Dataset items:
========================

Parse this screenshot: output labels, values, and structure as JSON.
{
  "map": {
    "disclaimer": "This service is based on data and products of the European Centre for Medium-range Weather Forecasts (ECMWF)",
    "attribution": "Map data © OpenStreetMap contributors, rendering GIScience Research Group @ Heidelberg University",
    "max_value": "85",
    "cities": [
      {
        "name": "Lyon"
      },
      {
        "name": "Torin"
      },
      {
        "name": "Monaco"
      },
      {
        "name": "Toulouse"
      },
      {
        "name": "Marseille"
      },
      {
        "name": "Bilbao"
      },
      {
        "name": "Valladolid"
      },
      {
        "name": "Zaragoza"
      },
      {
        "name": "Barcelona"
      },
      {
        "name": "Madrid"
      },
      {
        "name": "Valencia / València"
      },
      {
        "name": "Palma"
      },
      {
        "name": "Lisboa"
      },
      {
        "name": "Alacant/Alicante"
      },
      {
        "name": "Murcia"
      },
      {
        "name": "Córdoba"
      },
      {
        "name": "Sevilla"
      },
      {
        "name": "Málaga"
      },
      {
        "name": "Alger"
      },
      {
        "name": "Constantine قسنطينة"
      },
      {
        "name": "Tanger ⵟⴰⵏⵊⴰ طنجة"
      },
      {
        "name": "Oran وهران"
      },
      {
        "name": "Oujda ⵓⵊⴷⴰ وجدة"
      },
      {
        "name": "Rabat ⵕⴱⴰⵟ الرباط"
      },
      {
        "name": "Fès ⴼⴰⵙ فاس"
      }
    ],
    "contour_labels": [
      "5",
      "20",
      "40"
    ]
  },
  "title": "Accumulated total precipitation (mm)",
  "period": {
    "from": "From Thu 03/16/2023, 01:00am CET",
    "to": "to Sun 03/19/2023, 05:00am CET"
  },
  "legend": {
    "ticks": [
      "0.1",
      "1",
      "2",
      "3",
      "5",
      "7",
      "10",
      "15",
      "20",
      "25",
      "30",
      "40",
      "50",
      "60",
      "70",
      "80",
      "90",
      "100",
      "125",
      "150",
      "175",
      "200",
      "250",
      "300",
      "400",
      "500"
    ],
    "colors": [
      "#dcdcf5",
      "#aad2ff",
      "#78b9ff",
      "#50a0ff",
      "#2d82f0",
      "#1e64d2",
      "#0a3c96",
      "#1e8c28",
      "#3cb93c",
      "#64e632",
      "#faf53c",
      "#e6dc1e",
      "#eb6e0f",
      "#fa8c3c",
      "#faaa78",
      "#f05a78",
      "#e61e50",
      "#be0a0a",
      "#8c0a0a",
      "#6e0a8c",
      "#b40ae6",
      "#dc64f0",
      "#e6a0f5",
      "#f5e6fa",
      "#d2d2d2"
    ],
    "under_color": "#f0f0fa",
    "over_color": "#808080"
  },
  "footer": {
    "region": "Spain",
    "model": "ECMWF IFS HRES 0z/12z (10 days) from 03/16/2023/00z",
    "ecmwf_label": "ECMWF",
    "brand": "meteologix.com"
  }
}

========================

Required work: Return every line of the material exactly.

Output for this exercise:
Parse this screenshot: output labels, values, and structure as JSON.
{
  "map": {
    "disclaimer": "This service is based on data and products of the European Centre for Medium-range Weather Forecasts (ECMWF)",
    "attribution": "Map data © OpenStreetMap contributors, rendering GIScience Research Group @ Heidelberg University",
    "max_value": "85",
    "cities": [
      {
        "name": "Lyon"
      },
      {
        "name": "Torin"
      },
      {
        "name": "Monaco"
      },
      {
        "name": "Toulouse"
      },
      {
        "name": "Marseille"
      },
      {
        "name": "Bilbao"
      },
      {
        "name": "Valladolid"
      },
      {
        "name": "Zaragoza"
      },
      {
        "name": "Barcelona"
      },
      {
        "name": "Madrid"
      },
      {
        "name": "Valencia / València"
      },
      {
        "name": "Palma"
      },
      {
        "name": "Lisboa"
      },
      {
        "name": "Alacant/Alicante"
      },
      {
        "name": "Murcia"
      },
      {
        "name": "Córdoba"
      },
      {
        "name": "Sevilla"
      },
      {
        "name": "Málaga"
      },
      {
        "name": "Alger"
      },
      {
        "name": "Constantine قسنطينة"
      },
      {
        "name": "Tanger ⵟⴰⵏⵊⴰ طنجة"
      },
      {
        "name": "Oran وهران"
      },
      {
        "name": "Oujda ⵓⵊⴷⴰ وجدة"
      },
      {
        "name": "Rabat ⵕⴱⴰⵟ الرباط"
      },
      {
        "name": "Fès ⴼⴰⵙ فاس"
      }
    ],
    "contour_labels": [
      "5",
      "20",
      "40"
    ]
  },
  "title": "Accumulated total precipitation (mm)",
  "period": {
    "from": "From Thu 03/16/2023, 01:00am CET",
    "to": "to Sun 03/19/2023, 05:00am CET"
  },
  "legend": {
    "ticks": [
      "0.1",
      "1",
      "2",
      "3",
      "5",
      "7",
      "10",
      "15",
      "20",
      "25",
      "30",
      "40",
      "50",
      "60",
      "70",
      "80",
      "90",
      "100",
      "125",
      "150",
      "175",
      "200",
      "250",
      "300",
      "400",
      "500"
    ],
    "colors": [
      "#dcdcf5",
      "#aad2ff",
      "#78b9ff",
      "#50a0ff",
      "#2d82f0",
      "#1e64d2",
      "#0a3c96",
      "#1e8c28",
      "#3cb93c",
      "#64e632",
      "#faf53c",
      "#e6dc1e",
      "#eb6e0f",
      "#fa8c3c",
      "#faaa78",
      "#f05a78",
      "#e61e50",
      "#be0a0a",
      "#8c0a0a",
      "#6e0a8c",
      "#b40ae6",
      "#dc64f0",
      "#e6a0f5",
      "#f5e6fa",
      "#d2d2d2"
    ],
    "under_color": "#f0f0fa",
    "over_color": "#808080"
  },
  "footer": {
    "region": "Spain",
    "model": "ECMWF IFS HRES 0z/12z (10 days) from 03/16/2023/00z",
    "ecmwf_label": "ECMWF",
    "brand": "meteologix.com"
  }
}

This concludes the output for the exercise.